(begin)
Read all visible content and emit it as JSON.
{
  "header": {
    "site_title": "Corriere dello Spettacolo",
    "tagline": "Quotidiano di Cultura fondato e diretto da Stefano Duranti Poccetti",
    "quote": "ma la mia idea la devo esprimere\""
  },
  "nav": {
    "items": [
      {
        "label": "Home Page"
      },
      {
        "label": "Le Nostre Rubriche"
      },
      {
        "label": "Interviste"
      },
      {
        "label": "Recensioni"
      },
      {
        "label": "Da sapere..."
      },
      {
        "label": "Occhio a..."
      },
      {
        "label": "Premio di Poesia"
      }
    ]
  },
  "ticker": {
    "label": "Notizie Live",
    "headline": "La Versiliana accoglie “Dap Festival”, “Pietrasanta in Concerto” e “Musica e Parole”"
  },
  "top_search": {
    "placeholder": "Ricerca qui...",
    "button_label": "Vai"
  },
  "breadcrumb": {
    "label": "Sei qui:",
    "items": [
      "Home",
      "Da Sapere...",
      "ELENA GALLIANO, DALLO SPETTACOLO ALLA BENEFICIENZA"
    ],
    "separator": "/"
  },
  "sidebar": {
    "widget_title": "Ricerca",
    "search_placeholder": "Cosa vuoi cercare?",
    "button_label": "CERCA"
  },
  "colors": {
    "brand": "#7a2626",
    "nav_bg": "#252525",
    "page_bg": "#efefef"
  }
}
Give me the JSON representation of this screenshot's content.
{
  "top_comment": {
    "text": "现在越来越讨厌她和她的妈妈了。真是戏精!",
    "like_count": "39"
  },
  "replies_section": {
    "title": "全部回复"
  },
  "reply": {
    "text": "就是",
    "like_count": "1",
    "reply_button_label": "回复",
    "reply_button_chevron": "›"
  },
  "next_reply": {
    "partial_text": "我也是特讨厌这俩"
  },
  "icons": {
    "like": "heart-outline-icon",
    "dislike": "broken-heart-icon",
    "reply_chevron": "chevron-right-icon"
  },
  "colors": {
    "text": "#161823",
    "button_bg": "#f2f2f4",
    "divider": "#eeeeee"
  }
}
(end)
(begin)
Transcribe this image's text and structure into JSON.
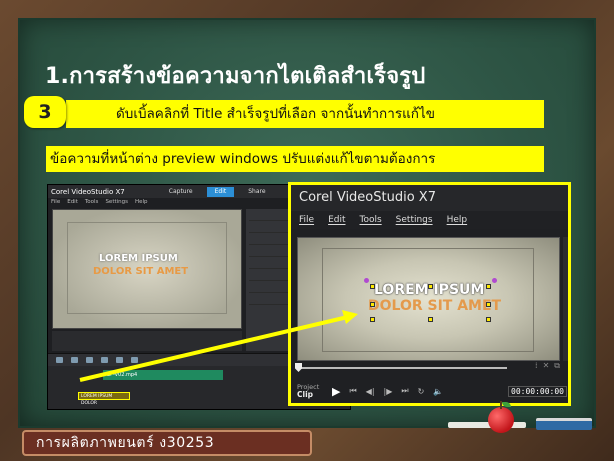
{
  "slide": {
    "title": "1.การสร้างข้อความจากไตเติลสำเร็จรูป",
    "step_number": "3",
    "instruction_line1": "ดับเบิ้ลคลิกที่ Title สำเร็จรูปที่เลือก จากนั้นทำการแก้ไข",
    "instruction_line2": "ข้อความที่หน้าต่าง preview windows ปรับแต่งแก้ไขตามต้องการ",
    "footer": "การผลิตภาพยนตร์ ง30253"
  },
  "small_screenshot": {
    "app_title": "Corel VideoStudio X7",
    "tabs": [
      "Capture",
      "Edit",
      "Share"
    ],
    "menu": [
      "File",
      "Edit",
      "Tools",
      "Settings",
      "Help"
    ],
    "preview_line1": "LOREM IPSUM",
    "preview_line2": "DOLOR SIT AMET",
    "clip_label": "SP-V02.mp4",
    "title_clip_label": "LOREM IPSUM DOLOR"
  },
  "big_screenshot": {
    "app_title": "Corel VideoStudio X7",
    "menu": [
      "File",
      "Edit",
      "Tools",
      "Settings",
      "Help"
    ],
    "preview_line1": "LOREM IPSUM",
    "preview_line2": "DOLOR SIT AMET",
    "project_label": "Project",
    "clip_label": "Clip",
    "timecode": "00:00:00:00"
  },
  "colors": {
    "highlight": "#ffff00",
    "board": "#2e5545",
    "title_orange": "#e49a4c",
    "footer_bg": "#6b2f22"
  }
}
(end)
(begin)
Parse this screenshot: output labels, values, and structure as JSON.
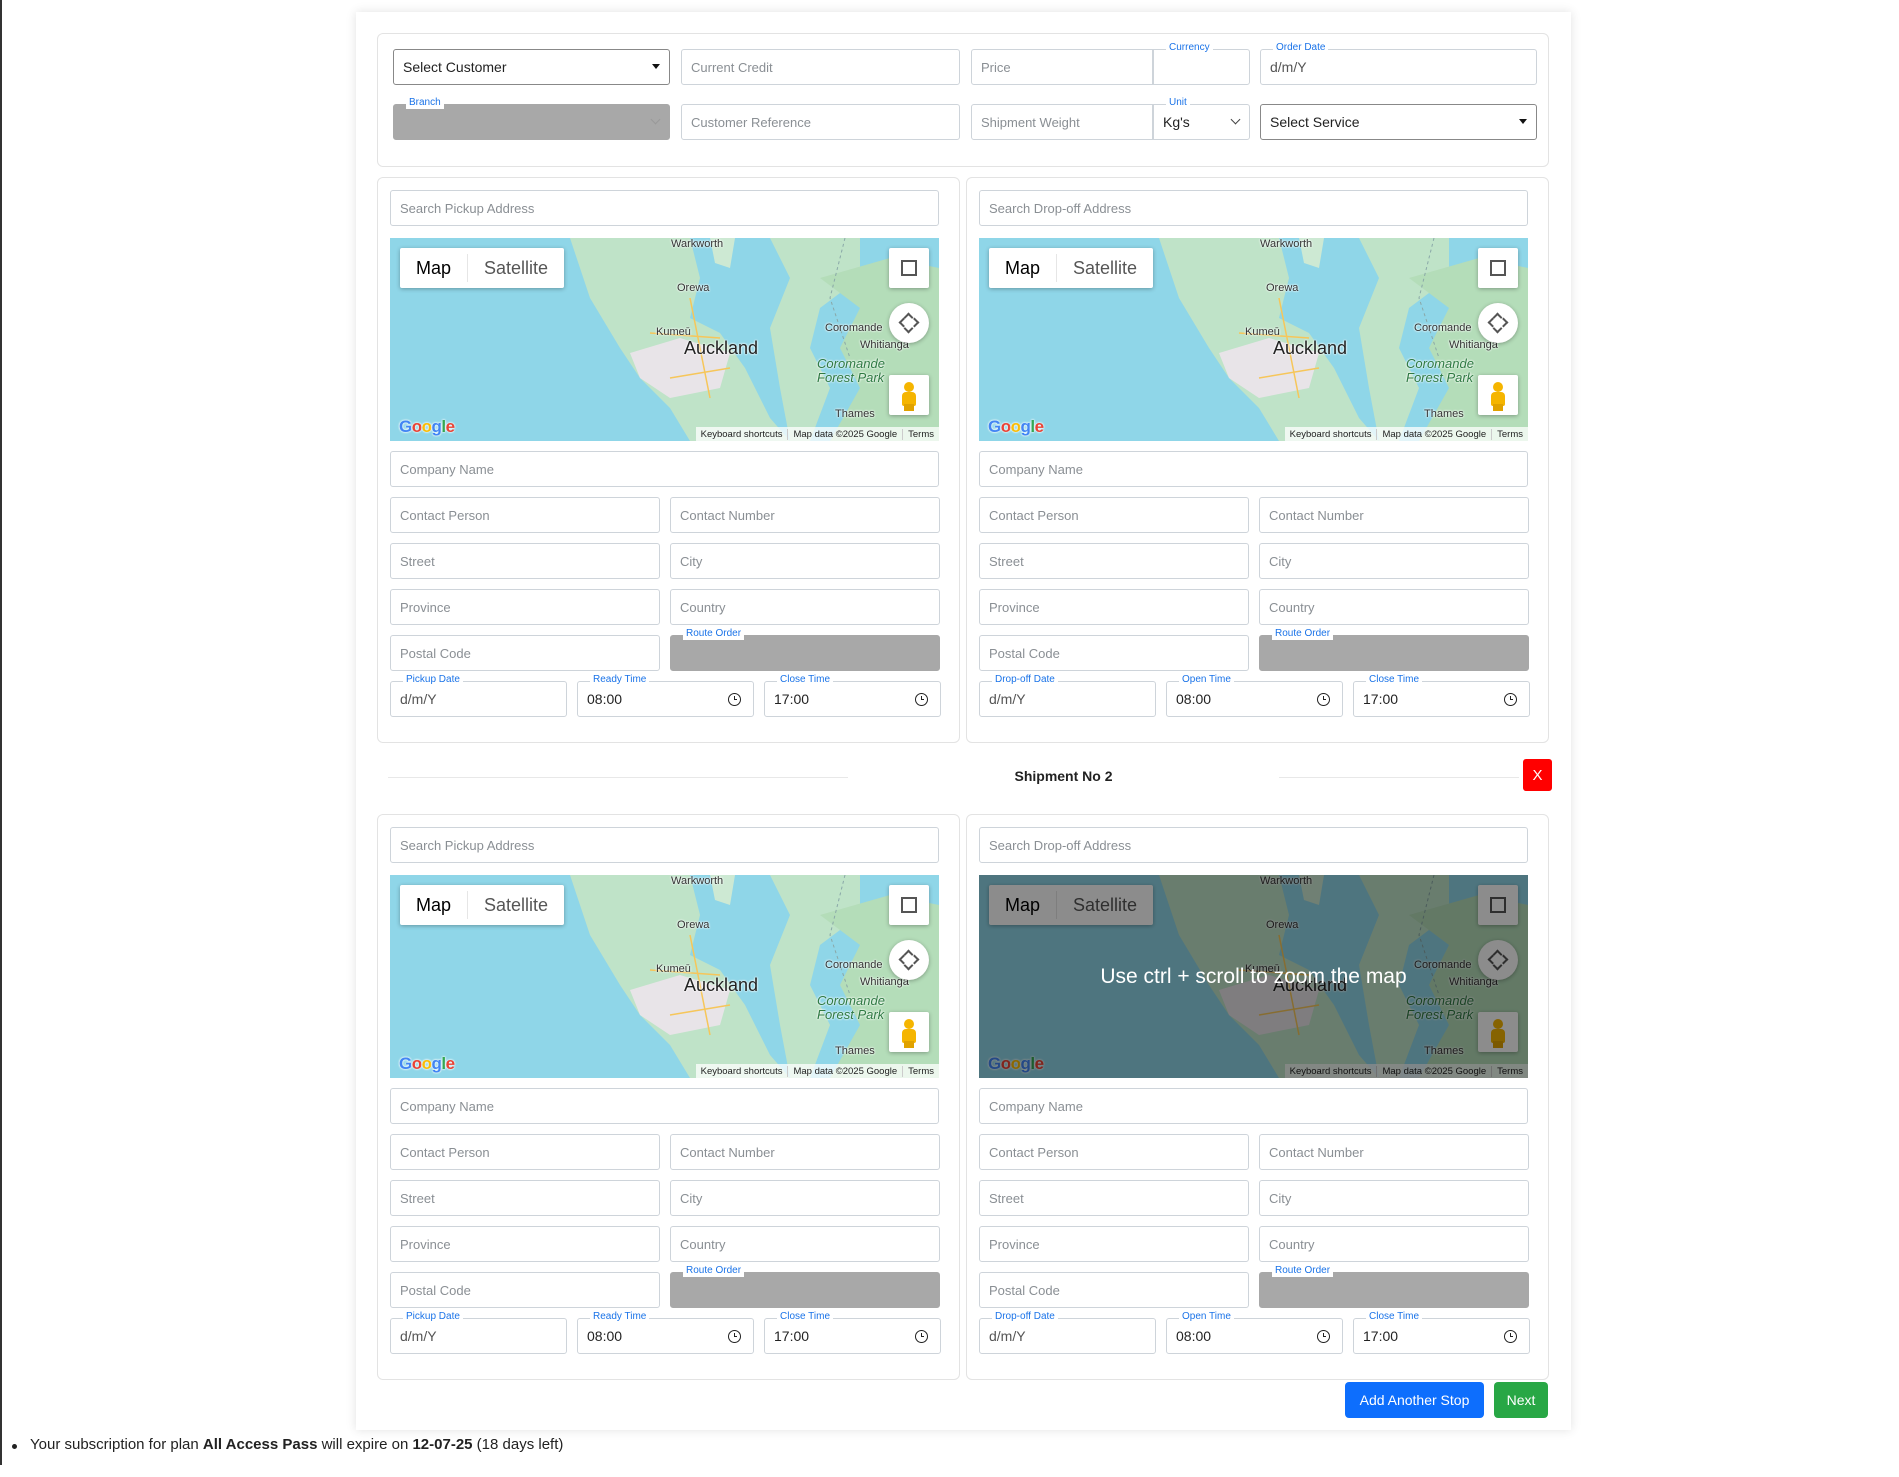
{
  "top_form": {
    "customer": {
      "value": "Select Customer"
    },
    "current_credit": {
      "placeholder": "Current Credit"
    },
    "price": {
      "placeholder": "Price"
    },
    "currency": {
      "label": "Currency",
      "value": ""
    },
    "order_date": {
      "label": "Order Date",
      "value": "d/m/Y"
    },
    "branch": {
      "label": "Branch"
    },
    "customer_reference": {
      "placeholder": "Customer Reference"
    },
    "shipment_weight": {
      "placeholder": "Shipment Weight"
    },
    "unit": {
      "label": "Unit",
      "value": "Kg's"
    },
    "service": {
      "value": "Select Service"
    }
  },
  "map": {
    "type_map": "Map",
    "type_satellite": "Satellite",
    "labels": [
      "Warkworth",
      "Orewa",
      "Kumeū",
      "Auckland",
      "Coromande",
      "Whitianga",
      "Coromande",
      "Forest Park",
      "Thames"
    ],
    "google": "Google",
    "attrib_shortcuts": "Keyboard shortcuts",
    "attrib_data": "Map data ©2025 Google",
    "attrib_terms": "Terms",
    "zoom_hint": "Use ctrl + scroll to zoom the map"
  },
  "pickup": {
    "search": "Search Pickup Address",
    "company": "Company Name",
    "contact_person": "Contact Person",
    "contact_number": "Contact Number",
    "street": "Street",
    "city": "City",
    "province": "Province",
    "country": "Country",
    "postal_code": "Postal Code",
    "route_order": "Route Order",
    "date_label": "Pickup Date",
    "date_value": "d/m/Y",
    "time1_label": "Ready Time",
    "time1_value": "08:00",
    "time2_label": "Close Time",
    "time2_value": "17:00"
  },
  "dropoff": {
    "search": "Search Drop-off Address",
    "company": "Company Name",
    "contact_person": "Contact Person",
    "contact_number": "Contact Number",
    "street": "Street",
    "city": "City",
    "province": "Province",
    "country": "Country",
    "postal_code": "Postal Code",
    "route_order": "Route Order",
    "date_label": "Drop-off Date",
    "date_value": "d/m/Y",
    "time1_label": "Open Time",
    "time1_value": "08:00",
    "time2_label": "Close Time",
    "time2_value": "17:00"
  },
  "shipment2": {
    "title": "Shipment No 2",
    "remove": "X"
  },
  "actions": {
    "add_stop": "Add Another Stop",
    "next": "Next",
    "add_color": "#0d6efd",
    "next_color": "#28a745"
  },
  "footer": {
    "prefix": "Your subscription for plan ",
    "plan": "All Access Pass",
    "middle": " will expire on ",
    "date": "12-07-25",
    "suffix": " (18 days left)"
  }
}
(end)
* Task instructions *
Whichever lines contain the string "plan", select and copy them.

* Exercise output *
    "prefix": "Your subscription for plan ",
    "plan": "All Access Pass",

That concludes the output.